- PROBLEM
Below are some records. Copy every line in them that holds "Tensioner".

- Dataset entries
>> Start
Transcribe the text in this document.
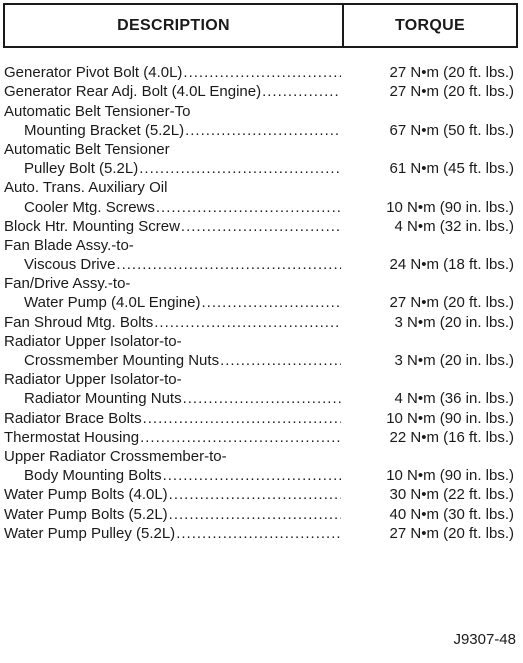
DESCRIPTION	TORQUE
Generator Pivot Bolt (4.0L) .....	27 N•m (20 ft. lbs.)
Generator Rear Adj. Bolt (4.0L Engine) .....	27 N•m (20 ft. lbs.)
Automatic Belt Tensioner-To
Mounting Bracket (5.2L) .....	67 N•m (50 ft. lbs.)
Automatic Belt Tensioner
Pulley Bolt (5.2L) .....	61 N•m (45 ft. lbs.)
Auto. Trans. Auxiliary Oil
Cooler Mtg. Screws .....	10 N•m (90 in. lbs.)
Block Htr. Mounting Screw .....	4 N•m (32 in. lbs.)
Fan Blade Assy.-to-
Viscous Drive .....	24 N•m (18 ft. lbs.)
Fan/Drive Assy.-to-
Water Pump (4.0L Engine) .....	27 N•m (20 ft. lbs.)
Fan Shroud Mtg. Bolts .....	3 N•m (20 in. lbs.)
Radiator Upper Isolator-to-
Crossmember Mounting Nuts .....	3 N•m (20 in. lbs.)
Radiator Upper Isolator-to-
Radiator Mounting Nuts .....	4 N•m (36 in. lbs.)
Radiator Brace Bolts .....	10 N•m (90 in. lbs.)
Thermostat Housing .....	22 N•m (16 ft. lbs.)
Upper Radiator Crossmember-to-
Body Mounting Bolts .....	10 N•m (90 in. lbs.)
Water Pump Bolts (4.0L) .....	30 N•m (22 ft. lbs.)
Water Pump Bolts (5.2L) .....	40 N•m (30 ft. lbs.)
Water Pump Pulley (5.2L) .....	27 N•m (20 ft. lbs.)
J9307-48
>> End
>> Start
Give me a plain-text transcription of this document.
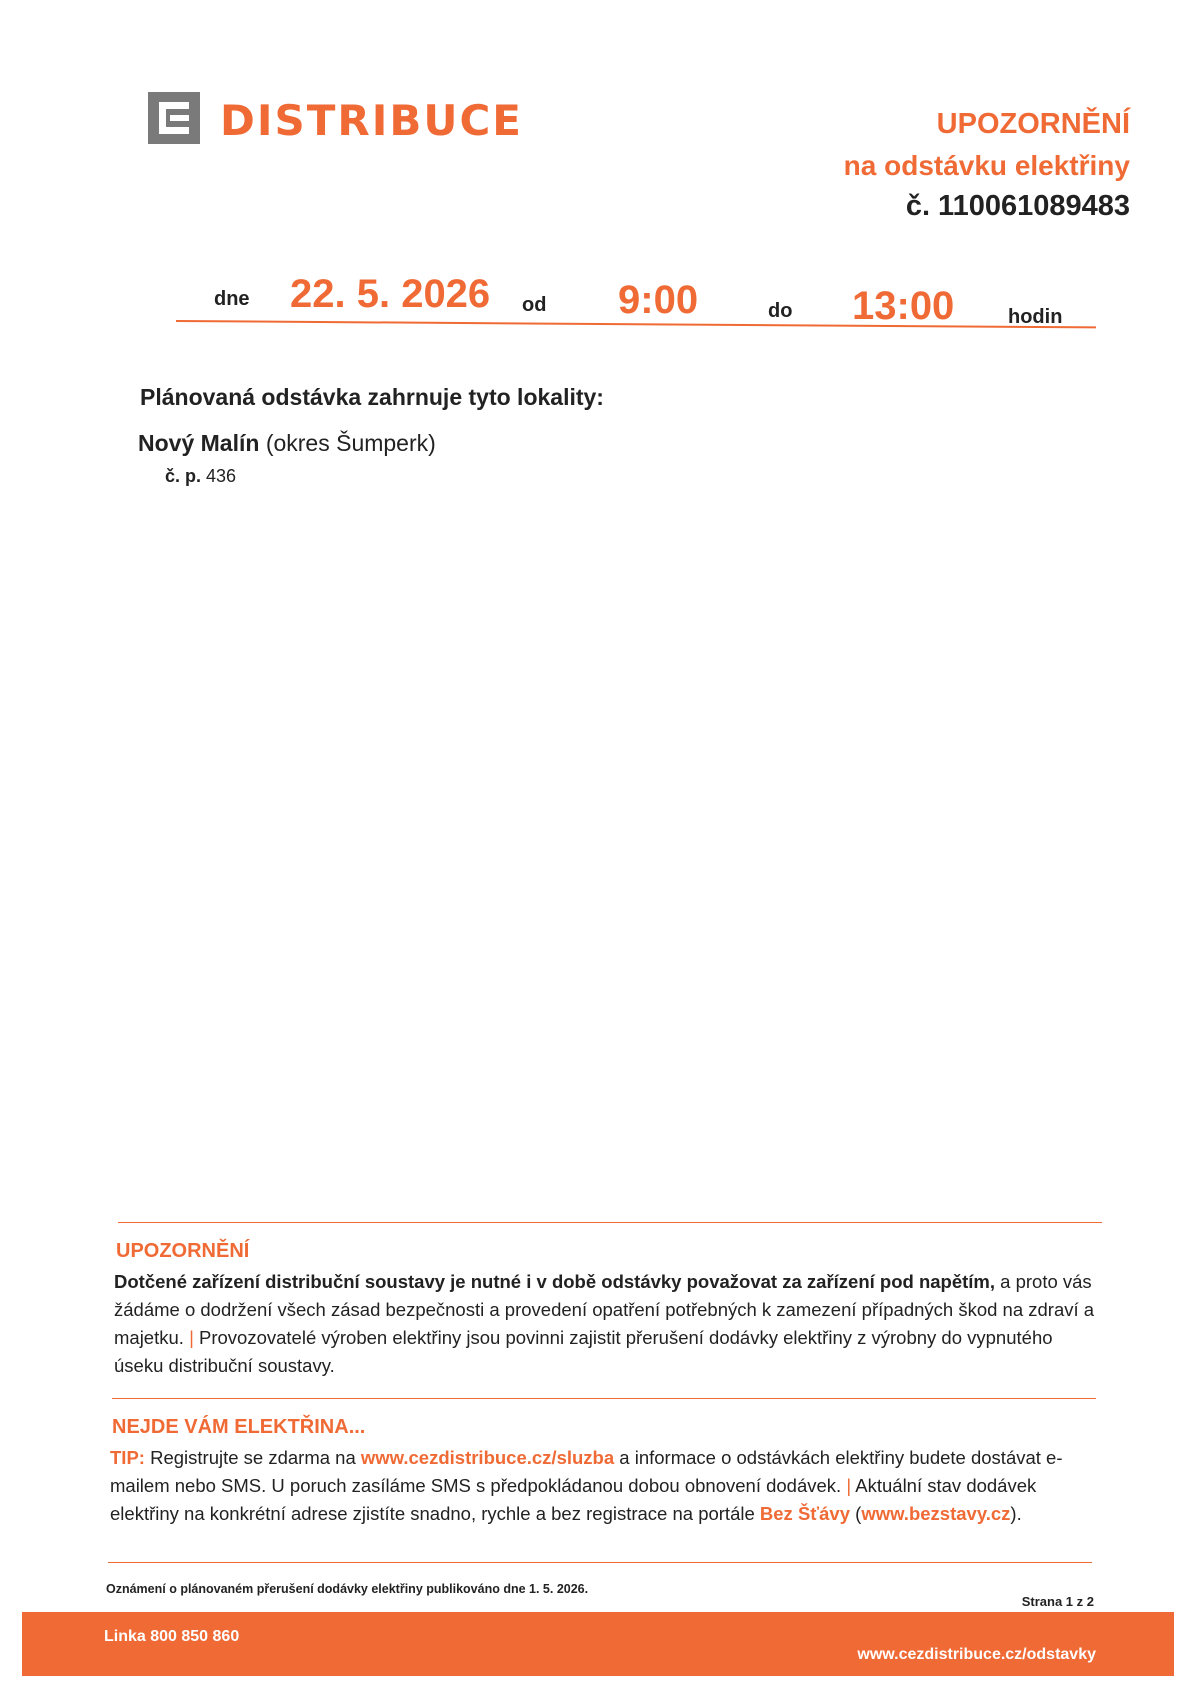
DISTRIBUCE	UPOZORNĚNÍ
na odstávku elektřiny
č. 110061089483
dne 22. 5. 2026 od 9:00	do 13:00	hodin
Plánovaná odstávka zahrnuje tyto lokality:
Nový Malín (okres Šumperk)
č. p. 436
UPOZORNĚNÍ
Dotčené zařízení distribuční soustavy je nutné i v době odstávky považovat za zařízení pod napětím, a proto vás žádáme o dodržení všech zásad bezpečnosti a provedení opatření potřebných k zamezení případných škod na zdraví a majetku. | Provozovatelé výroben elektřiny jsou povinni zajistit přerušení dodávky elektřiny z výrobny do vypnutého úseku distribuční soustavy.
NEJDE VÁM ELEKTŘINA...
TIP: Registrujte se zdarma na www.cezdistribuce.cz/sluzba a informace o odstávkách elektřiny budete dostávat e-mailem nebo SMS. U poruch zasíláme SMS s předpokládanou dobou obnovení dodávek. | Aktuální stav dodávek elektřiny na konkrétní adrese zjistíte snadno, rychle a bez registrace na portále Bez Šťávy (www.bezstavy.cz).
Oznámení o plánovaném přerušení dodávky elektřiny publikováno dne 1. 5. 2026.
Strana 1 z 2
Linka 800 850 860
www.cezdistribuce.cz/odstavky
>> End
- SOLUTION BELOW
Automatic Belt Tensioner-To
Automatic Belt Tensioner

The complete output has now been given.